#### TO DO:
Without skipping anything, write out each record below exactly.

— start SUPPLIED MATERIAL —

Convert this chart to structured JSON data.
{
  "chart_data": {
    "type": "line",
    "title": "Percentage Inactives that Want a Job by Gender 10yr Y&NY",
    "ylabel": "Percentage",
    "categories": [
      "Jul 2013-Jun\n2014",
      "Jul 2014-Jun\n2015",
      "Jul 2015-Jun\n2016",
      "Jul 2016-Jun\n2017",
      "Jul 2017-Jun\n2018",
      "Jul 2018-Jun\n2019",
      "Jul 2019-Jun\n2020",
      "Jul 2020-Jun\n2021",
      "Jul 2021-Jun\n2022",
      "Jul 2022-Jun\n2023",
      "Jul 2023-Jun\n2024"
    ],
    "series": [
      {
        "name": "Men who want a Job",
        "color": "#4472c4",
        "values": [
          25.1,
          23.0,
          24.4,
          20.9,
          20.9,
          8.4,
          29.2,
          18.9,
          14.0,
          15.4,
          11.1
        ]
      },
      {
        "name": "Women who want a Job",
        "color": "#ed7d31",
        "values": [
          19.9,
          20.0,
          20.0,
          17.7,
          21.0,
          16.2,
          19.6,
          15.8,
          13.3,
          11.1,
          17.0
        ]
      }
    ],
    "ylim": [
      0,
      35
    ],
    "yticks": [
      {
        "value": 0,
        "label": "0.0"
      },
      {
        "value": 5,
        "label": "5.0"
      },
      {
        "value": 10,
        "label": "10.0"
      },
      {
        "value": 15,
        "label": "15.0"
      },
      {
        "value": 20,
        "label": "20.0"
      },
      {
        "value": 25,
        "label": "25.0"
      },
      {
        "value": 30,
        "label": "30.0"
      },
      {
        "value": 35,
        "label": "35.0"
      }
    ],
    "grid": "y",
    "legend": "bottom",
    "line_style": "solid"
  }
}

— end SUPPLIED MATERIAL —

#### WRITTEN ANSWER:
Convert this chart to structured JSON data.
{
  "chart_data": {
    "type": "line",
    "title": "Percentage Inactives that Want a Job by Gender 10yr Y&NY",
    "ylabel": "Percentage",
    "categories": [
      "Jul 2013-Jun\n2014",
      "Jul 2014-Jun\n2015",
      "Jul 2015-Jun\n2016",
      "Jul 2016-Jun\n2017",
      "Jul 2017-Jun\n2018",
      "Jul 2018-Jun\n2019",
      "Jul 2019-Jun\n2020",
      "Jul 2020-Jun\n2021",
      "Jul 2021-Jun\n2022",
      "Jul 2022-Jun\n2023",
      "Jul 2023-Jun\n2024"
    ],
    "series": [
      {
        "name": "Men who want a Job",
        "color": "#4472c4",
        "values": [
          25.1,
          23.0,
          24.4,
          20.9,
          20.9,
          8.4,
          29.2,
          18.9,
          14.0,
          15.4,
          11.1
        ]
      },
      {
        "name": "Women who want a Job",
        "color": "#ed7d31",
        "values": [
          19.9,
          20.0,
          20.0,
          17.7,
          21.0,
          16.2,
          19.6,
          15.8,
          13.3,
          11.1,
          17.0
        ]
      }
    ],
    "ylim": [
      0,
      35
    ],
    "yticks": [
      {
        "value": 0,
        "label": "0.0"
      },
      {
        "value": 5,
        "label": "5.0"
      },
      {
        "value": 10,
        "label": "10.0"
      },
      {
        "value": 15,
        "label": "15.0"
      },
      {
        "value": 20,
        "label": "20.0"
      },
      {
        "value": 25,
        "label": "25.0"
      },
      {
        "value": 30,
        "label": "30.0"
      },
      {
        "value": 35,
        "label": "35.0"
      }
    ],
    "grid": "y",
    "legend": "bottom",
    "line_style": "solid"
  }
}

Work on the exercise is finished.